» Work required: Give the number of lines containing the word "title" and nothing more.

» Data entries for graphics:
--- BEGIN ---
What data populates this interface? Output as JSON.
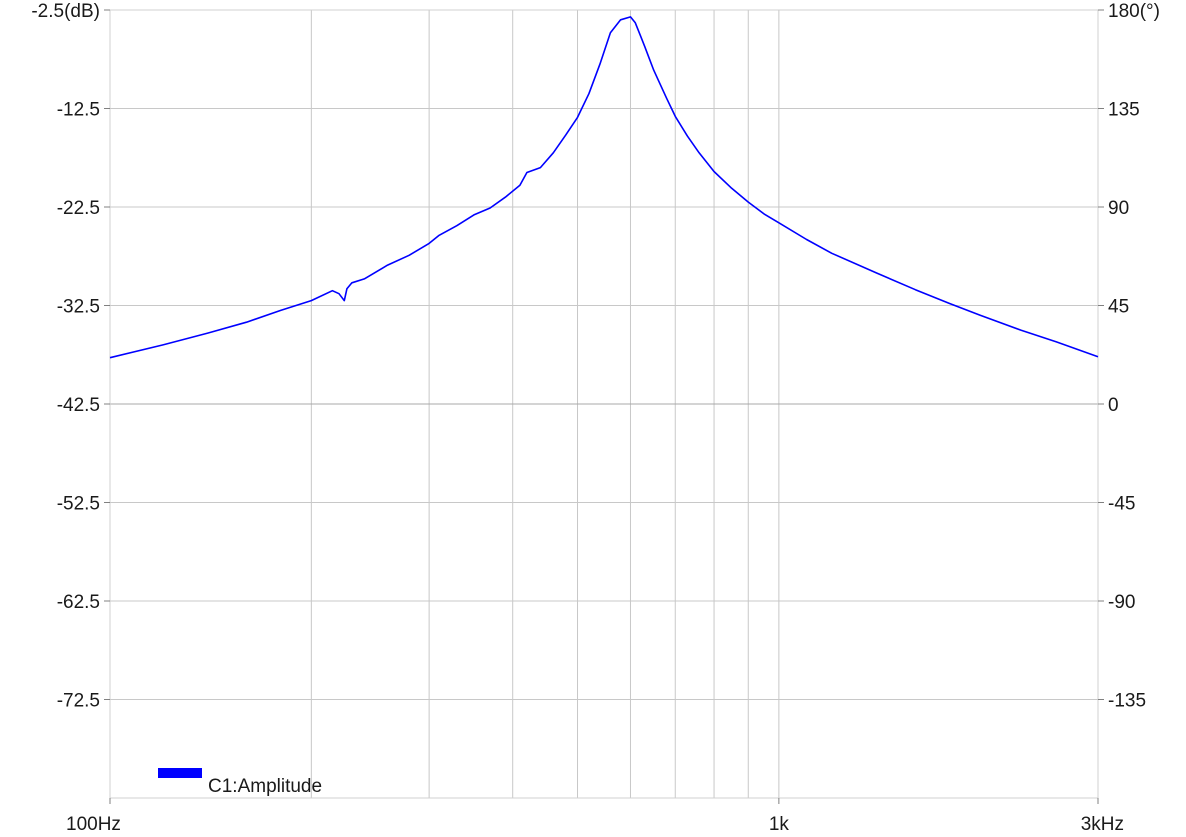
{
  "chart_data": {
    "type": "line",
    "x_scale": "log",
    "xlim": [
      100,
      3000
    ],
    "ylim": [
      -82.5,
      -2.5
    ],
    "y2lim": [
      -180,
      180
    ],
    "grid": true,
    "legend_position": "bottom-left",
    "x_ticks": [
      {
        "value": 100,
        "label": "100Hz"
      },
      {
        "value": 1000,
        "label": "1k"
      },
      {
        "value": 3000,
        "label": "3kHz"
      }
    ],
    "x_gridlines": [
      200,
      300,
      400,
      500,
      600,
      700,
      800,
      900,
      1000
    ],
    "y_ticks": [
      {
        "value": -2.5,
        "label": "-2.5(dB)"
      },
      {
        "value": -12.5,
        "label": "-12.5"
      },
      {
        "value": -22.5,
        "label": "-22.5"
      },
      {
        "value": -32.5,
        "label": "-32.5"
      },
      {
        "value": -42.5,
        "label": "-42.5"
      },
      {
        "value": -52.5,
        "label": "-52.5"
      },
      {
        "value": -62.5,
        "label": "-62.5"
      },
      {
        "value": -72.5,
        "label": "-72.5"
      }
    ],
    "y2_ticks": [
      {
        "value": 180,
        "label": "180(°)"
      },
      {
        "value": 135,
        "label": "135"
      },
      {
        "value": 90,
        "label": "90"
      },
      {
        "value": 45,
        "label": "45"
      },
      {
        "value": 0,
        "label": "0"
      },
      {
        "value": -45,
        "label": "-45"
      },
      {
        "value": -90,
        "label": "-90"
      },
      {
        "value": -135,
        "label": "-135"
      }
    ],
    "series": [
      {
        "name": "C1:Amplitude",
        "color": "#0000ff",
        "x": [
          100,
          120,
          140,
          160,
          180,
          200,
          215,
          220,
          224,
          226,
          230,
          240,
          260,
          280,
          300,
          310,
          330,
          350,
          370,
          390,
          410,
          420,
          440,
          460,
          480,
          500,
          520,
          540,
          560,
          580,
          600,
          610,
          620,
          630,
          640,
          650,
          660,
          680,
          700,
          730,
          760,
          800,
          850,
          900,
          950,
          1000,
          1100,
          1200,
          1400,
          1600,
          1800,
          2000,
          2300,
          2600,
          3000
        ],
        "y": [
          -37.8,
          -36.5,
          -35.3,
          -34.2,
          -33.0,
          -32.0,
          -31.0,
          -31.3,
          -32.0,
          -30.8,
          -30.2,
          -29.8,
          -28.4,
          -27.4,
          -26.2,
          -25.4,
          -24.4,
          -23.3,
          -22.6,
          -21.5,
          -20.3,
          -19.0,
          -18.5,
          -17.0,
          -15.2,
          -13.4,
          -11.0,
          -8.0,
          -4.8,
          -3.5,
          -3.2,
          -3.8,
          -5.0,
          -6.2,
          -7.4,
          -8.6,
          -9.6,
          -11.5,
          -13.3,
          -15.3,
          -17.0,
          -18.9,
          -20.6,
          -22.0,
          -23.2,
          -24.1,
          -25.8,
          -27.2,
          -29.2,
          -30.9,
          -32.3,
          -33.5,
          -35.0,
          -36.2,
          -37.7
        ]
      }
    ]
  }
}
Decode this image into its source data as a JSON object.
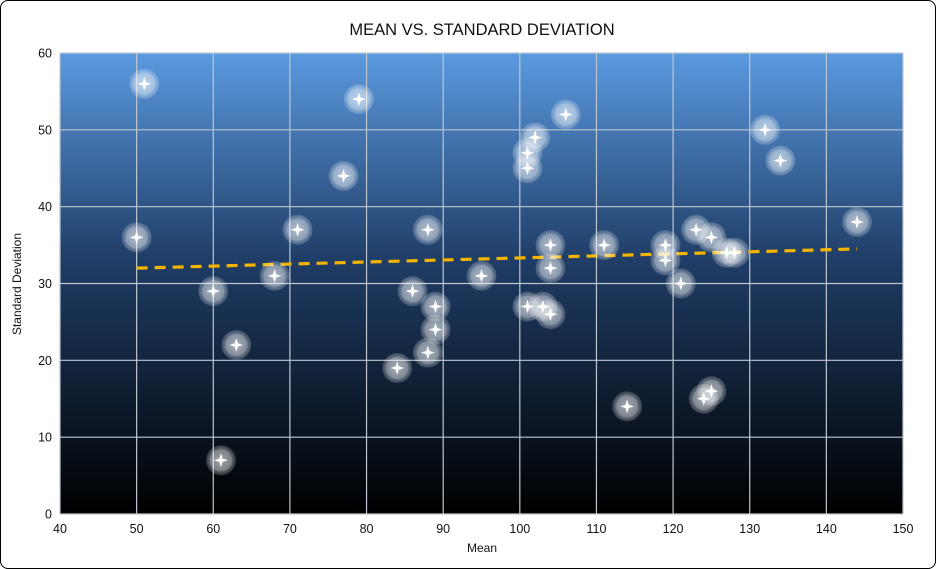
{
  "chart_data": {
    "type": "scatter",
    "title": "MEAN VS. STANDARD DEVIATION",
    "xlabel": "Mean",
    "ylabel": "Standard Deviation",
    "xlim": [
      40,
      150
    ],
    "ylim": [
      0,
      60
    ],
    "xticks": [
      40,
      50,
      60,
      70,
      80,
      90,
      100,
      110,
      120,
      130,
      140,
      150
    ],
    "yticks": [
      0,
      10,
      20,
      30,
      40,
      50,
      60
    ],
    "grid": true,
    "legend": "none",
    "colors": {
      "background_top": "#5b9ae0",
      "background_bottom": "#000000",
      "grid": "#bfc6cf",
      "point": "#ffffff",
      "trendline": "#f5b400"
    },
    "points": [
      {
        "x": 51,
        "y": 56
      },
      {
        "x": 50,
        "y": 36
      },
      {
        "x": 60,
        "y": 29
      },
      {
        "x": 61,
        "y": 7
      },
      {
        "x": 63,
        "y": 22
      },
      {
        "x": 68,
        "y": 31
      },
      {
        "x": 71,
        "y": 37
      },
      {
        "x": 77,
        "y": 44
      },
      {
        "x": 79,
        "y": 54
      },
      {
        "x": 84,
        "y": 19
      },
      {
        "x": 86,
        "y": 29
      },
      {
        "x": 88,
        "y": 37
      },
      {
        "x": 88,
        "y": 21
      },
      {
        "x": 89,
        "y": 27
      },
      {
        "x": 89,
        "y": 24
      },
      {
        "x": 95,
        "y": 31
      },
      {
        "x": 101,
        "y": 47
      },
      {
        "x": 101,
        "y": 45
      },
      {
        "x": 102,
        "y": 49
      },
      {
        "x": 106,
        "y": 52
      },
      {
        "x": 101,
        "y": 27
      },
      {
        "x": 103,
        "y": 27
      },
      {
        "x": 104,
        "y": 26
      },
      {
        "x": 104,
        "y": 35
      },
      {
        "x": 104,
        "y": 32
      },
      {
        "x": 111,
        "y": 35
      },
      {
        "x": 114,
        "y": 14
      },
      {
        "x": 119,
        "y": 35
      },
      {
        "x": 119,
        "y": 33
      },
      {
        "x": 121,
        "y": 30
      },
      {
        "x": 123,
        "y": 37
      },
      {
        "x": 125,
        "y": 36
      },
      {
        "x": 127,
        "y": 34
      },
      {
        "x": 128,
        "y": 34
      },
      {
        "x": 124,
        "y": 15
      },
      {
        "x": 125,
        "y": 16
      },
      {
        "x": 132,
        "y": 50
      },
      {
        "x": 134,
        "y": 46
      },
      {
        "x": 144,
        "y": 38
      }
    ],
    "trendline": {
      "x": [
        50,
        144
      ],
      "y": [
        32,
        34.5
      ]
    }
  }
}
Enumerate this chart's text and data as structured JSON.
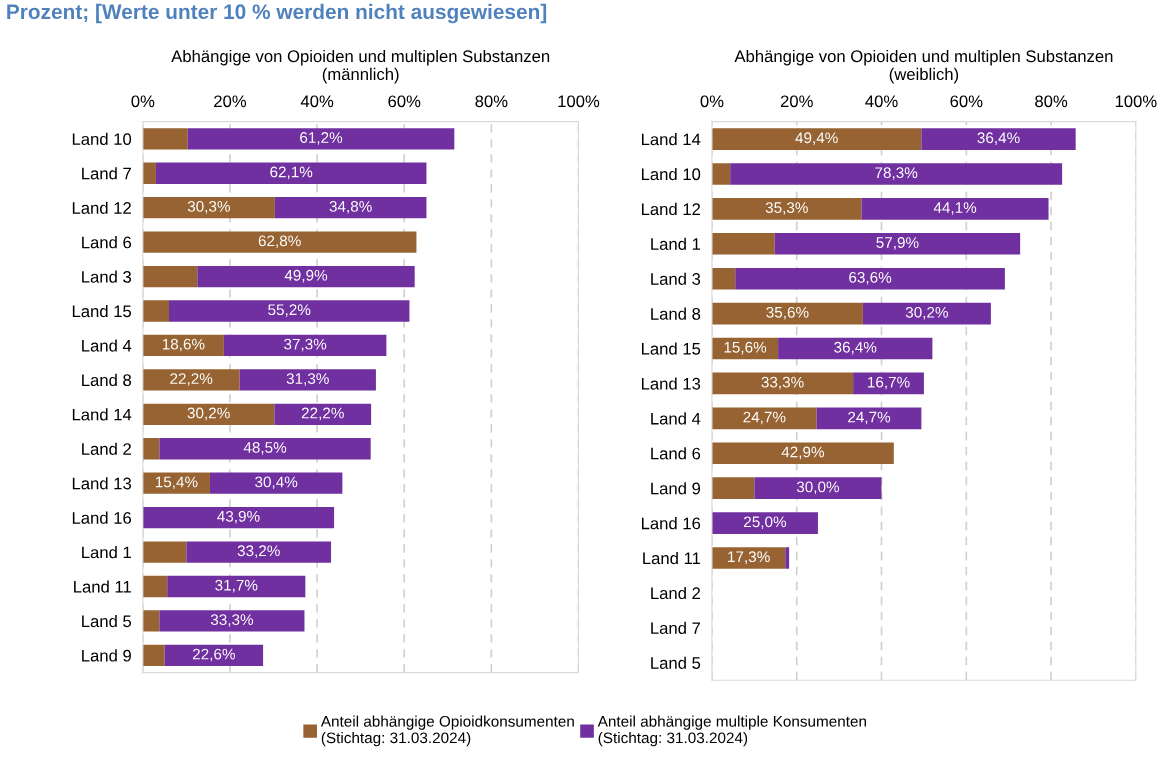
{
  "chart_data": [
    {
      "type": "bar",
      "orientation": "horizontal",
      "stacked": true,
      "title": "Abhängige von Opioiden und multiplen Substanzen\n(männlich)",
      "annotations": [
        "Prozent; [Werte unter 10 % werden nicht ausgewiesen]"
      ],
      "categories": [
        "Land 10",
        "Land 7",
        "Land 12",
        "Land 6",
        "Land 3",
        "Land 15",
        "Land 4",
        "Land 8",
        "Land 14",
        "Land 2",
        "Land 13",
        "Land 16",
        "Land 1",
        "Land 11",
        "Land 5",
        "Land 9"
      ],
      "series": [
        {
          "name": "Anteil abhängige Opioidkonsumenten\n(Stichtag: 31.03.2024)",
          "color": "#976333",
          "values": [
            10.3,
            3.0,
            30.3,
            62.8,
            12.5,
            6.0,
            18.6,
            22.2,
            30.2,
            3.8,
            15.4,
            null,
            10.0,
            5.6,
            3.8,
            5.0
          ],
          "value_labels": [
            null,
            null,
            "30,3%",
            "62,8%",
            null,
            null,
            "18,6%",
            "22,2%",
            "30,2%",
            null,
            "15,4%",
            null,
            null,
            null,
            null,
            null
          ]
        },
        {
          "name": "Anteil abhängige multiple Konsumenten\n(Stichtag: 31.03.2024)",
          "color": "#7030a0",
          "values": [
            61.2,
            62.1,
            34.8,
            null,
            49.9,
            55.2,
            37.3,
            31.3,
            22.2,
            48.5,
            30.4,
            43.9,
            33.2,
            31.7,
            33.3,
            22.6
          ],
          "value_labels": [
            "61,2%",
            "62,1%",
            "34,8%",
            null,
            "49,9%",
            "55,2%",
            "37,3%",
            "31,3%",
            "22,2%",
            "48,5%",
            "30,4%",
            "43,9%",
            "33,2%",
            "31,7%",
            "33,3%",
            "22,6%"
          ]
        }
      ],
      "xlim": [
        0,
        100
      ],
      "xticks": [
        {
          "value": 0,
          "label": "0%"
        },
        {
          "value": 20,
          "label": "20%"
        },
        {
          "value": 40,
          "label": "40%"
        },
        {
          "value": 60,
          "label": "60%"
        },
        {
          "value": 80,
          "label": "80%"
        },
        {
          "value": 100,
          "label": "100%"
        }
      ],
      "grid": "x",
      "legend": "bottom"
    },
    {
      "type": "bar",
      "orientation": "horizontal",
      "stacked": true,
      "title": "Abhängige von Opioiden und multiplen Substanzen\n(weiblich)",
      "categories": [
        "Land 14",
        "Land 10",
        "Land 12",
        "Land 1",
        "Land 3",
        "Land 8",
        "Land 15",
        "Land 13",
        "Land 4",
        "Land 6",
        "Land 9",
        "Land 16",
        "Land 11",
        "Land 2",
        "Land 7",
        "Land 5"
      ],
      "series": [
        {
          "color": "#976333",
          "values": [
            49.4,
            4.3,
            35.3,
            14.8,
            5.5,
            35.6,
            15.6,
            33.3,
            24.7,
            42.9,
            10.0,
            null,
            17.3,
            null,
            null,
            null
          ],
          "value_labels": [
            "49,4%",
            null,
            "35,3%",
            null,
            null,
            "35,6%",
            "15,6%",
            "33,3%",
            "24,7%",
            "42,9%",
            null,
            null,
            "17,3%",
            null,
            null,
            null
          ]
        },
        {
          "color": "#7030a0",
          "values": [
            36.4,
            78.3,
            44.1,
            57.9,
            63.6,
            30.2,
            36.4,
            16.7,
            24.7,
            null,
            30.0,
            25.0,
            0.9,
            null,
            null,
            null
          ],
          "value_labels": [
            "36,4%",
            "78,3%",
            "44,1%",
            "57,9%",
            "63,6%",
            "30,2%",
            "36,4%",
            "16,7%",
            "24,7%",
            null,
            "30,0%",
            "25,0%",
            null,
            null,
            null,
            null
          ]
        }
      ],
      "xlim": [
        0,
        100
      ],
      "xticks": [
        {
          "value": 0,
          "label": "0%"
        },
        {
          "value": 20,
          "label": "20%"
        },
        {
          "value": 40,
          "label": "40%"
        },
        {
          "value": 60,
          "label": "60%"
        },
        {
          "value": 80,
          "label": "80%"
        },
        {
          "value": 100,
          "label": "100%"
        }
      ],
      "grid": "x"
    }
  ]
}
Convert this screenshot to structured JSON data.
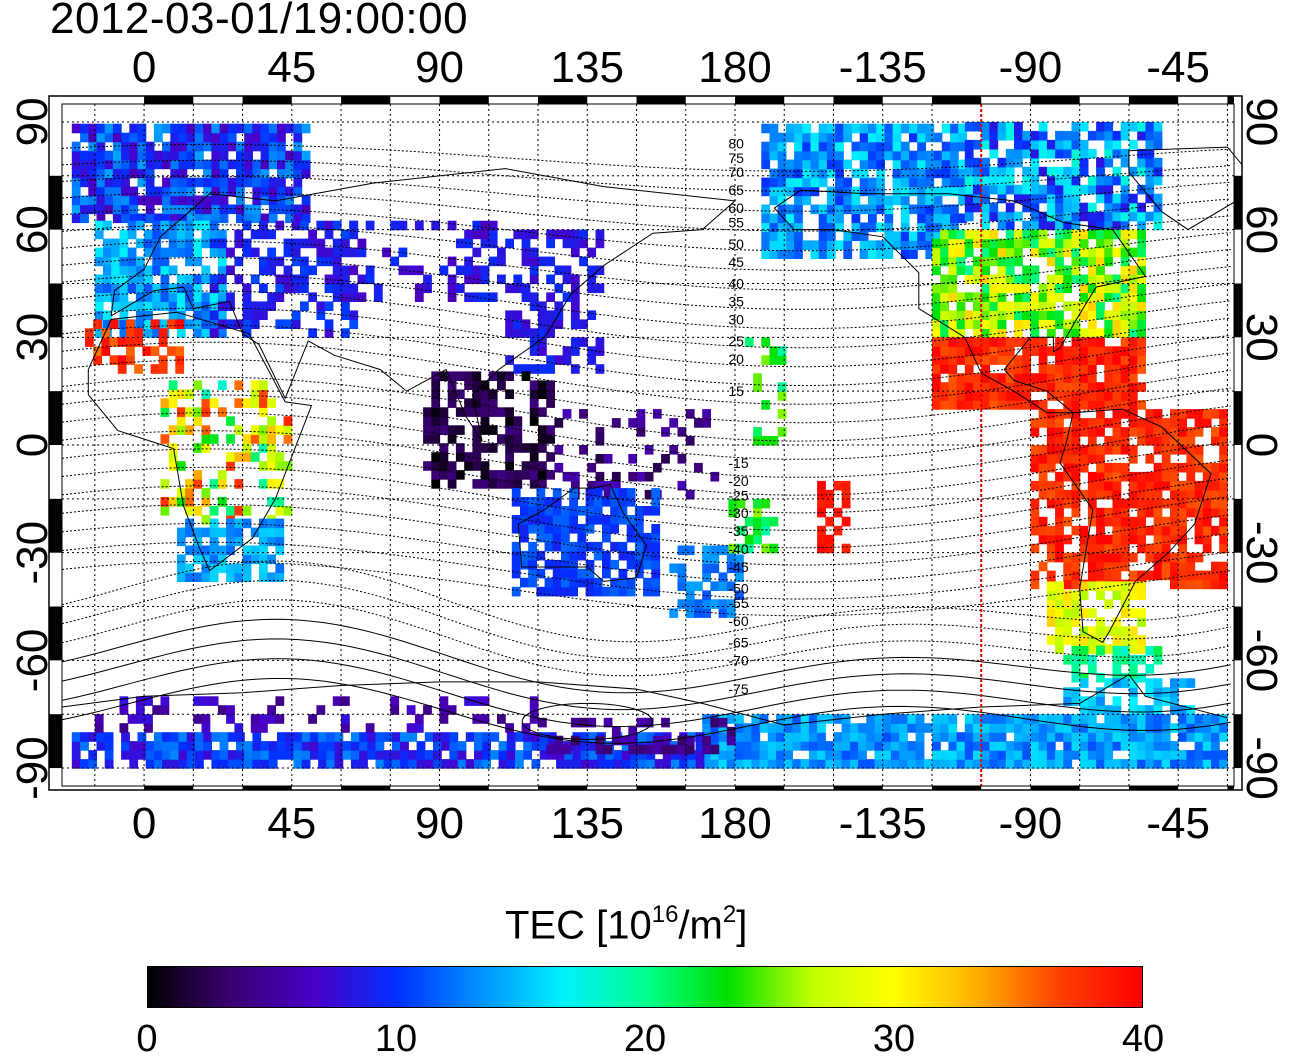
{
  "title": "2012-03-01/19:00:00",
  "map": {
    "lon_ticks_top": [
      "0",
      "45",
      "90",
      "135",
      "180",
      "-135",
      "-90",
      "-45"
    ],
    "lon_ticks_bottom": [
      "0",
      "45",
      "90",
      "135",
      "180",
      "-135",
      "-90",
      "-45"
    ],
    "lat_ticks_left": [
      "90",
      "60",
      "30",
      "0",
      "-30",
      "-60",
      "-90"
    ],
    "lat_ticks_right": [
      "90",
      "60",
      "30",
      "0",
      "-30",
      "-60",
      "-90"
    ],
    "lon_range": [
      -25,
      332
    ],
    "lat_range": [
      -95,
      95
    ],
    "subsolar_meridian_lon": -105,
    "subsolar_meridian_color": "#e00000",
    "contour_labels": [
      "80",
      "75",
      "70",
      "65",
      "60",
      "55",
      "50",
      "45",
      "40",
      "35",
      "30",
      "25",
      "20",
      "15",
      "-15",
      "-20",
      "-25",
      "-30",
      "-35",
      "-40",
      "-45",
      "-50",
      "-55",
      "-60",
      "-65",
      "-70",
      "-75"
    ],
    "description_colors": {
      "land_outline": "#000000",
      "grid": "#000000"
    }
  },
  "colorbar": {
    "label_main": "TEC  [10",
    "label_exp1": "16",
    "label_mid": "/m",
    "label_exp2": "2",
    "label_end": "]",
    "min": 0,
    "max": 40,
    "ticks": [
      "0",
      "10",
      "20",
      "30",
      "40"
    ],
    "colors": [
      "#000000",
      "#3a0070",
      "#4b00c8",
      "#0030ff",
      "#0090ff",
      "#00f0ff",
      "#00ff90",
      "#00e000",
      "#c0ff00",
      "#ffff00",
      "#ffb000",
      "#ff4000",
      "#ff0000"
    ]
  }
}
--- END ---
» Final result: 4